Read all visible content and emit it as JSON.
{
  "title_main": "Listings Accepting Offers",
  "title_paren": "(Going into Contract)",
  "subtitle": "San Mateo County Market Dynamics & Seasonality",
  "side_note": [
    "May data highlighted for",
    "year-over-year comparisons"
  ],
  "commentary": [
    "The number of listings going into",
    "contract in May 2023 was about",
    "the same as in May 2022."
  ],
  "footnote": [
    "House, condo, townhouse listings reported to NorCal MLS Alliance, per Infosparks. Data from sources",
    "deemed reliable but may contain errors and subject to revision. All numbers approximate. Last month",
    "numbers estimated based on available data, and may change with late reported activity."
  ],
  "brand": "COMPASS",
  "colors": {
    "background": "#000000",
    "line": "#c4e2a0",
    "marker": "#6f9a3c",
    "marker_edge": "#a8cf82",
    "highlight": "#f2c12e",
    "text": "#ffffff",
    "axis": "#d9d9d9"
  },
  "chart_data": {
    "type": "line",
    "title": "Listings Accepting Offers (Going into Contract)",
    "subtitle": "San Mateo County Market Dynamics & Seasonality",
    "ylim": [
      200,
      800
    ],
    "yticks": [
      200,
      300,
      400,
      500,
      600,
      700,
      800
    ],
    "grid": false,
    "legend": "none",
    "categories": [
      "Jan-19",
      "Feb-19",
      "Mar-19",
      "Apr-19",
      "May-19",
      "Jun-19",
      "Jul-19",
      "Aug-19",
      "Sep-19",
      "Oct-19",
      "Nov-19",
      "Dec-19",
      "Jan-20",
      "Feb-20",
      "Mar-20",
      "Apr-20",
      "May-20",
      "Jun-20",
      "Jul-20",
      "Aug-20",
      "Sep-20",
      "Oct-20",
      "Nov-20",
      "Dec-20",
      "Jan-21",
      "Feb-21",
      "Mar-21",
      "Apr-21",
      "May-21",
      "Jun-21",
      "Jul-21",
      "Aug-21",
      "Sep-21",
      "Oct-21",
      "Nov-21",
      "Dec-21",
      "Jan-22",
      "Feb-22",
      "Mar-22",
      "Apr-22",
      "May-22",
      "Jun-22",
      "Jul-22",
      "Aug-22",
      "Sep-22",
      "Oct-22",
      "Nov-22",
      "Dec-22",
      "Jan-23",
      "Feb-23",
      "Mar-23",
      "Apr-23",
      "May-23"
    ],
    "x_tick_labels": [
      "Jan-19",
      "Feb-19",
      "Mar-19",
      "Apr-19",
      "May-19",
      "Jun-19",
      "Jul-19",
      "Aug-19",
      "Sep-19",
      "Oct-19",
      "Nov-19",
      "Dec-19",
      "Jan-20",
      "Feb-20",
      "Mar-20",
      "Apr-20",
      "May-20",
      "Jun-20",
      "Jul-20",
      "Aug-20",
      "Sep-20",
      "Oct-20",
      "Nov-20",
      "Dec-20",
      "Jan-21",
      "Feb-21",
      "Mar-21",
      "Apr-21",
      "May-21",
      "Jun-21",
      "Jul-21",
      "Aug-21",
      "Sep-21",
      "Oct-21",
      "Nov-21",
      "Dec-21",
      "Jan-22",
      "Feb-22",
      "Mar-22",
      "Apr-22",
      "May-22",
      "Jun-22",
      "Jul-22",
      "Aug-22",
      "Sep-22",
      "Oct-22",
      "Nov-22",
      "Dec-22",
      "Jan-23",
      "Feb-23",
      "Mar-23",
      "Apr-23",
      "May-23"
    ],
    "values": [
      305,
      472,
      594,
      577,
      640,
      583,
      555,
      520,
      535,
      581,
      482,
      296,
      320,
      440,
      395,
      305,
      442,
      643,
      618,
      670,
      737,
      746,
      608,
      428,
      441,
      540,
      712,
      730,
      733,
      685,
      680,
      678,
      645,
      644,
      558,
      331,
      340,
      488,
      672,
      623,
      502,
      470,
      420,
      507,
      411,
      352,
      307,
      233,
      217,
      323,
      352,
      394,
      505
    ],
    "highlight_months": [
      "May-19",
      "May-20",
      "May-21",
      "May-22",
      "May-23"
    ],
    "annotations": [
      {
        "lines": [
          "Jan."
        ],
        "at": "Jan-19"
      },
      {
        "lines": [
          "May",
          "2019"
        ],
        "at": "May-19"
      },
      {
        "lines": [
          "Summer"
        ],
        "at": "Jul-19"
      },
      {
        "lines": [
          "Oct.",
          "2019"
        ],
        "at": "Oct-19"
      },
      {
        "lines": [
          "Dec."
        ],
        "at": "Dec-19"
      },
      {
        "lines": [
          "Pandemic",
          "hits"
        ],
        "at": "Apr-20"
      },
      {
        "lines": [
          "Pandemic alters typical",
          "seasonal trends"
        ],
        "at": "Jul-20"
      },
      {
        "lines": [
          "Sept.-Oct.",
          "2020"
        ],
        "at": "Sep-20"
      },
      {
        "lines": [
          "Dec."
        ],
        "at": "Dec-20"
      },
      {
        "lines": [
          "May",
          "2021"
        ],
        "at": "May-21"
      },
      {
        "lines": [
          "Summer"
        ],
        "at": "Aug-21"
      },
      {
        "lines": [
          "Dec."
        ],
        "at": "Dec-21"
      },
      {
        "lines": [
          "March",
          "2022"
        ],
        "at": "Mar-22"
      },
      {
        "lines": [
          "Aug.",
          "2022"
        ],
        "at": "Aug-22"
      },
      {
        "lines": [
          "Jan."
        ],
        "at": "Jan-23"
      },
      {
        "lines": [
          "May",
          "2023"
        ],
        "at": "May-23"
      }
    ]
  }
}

* [WHAT IS NEEDED] Every line containing the string "Market" must be listed.

* [EXERCISE RESPONSE]
  "subtitle": "San Mateo County Market Dynamics & Seasonality",
    "subtitle": "San Mateo County Market Dynamics & Seasonality",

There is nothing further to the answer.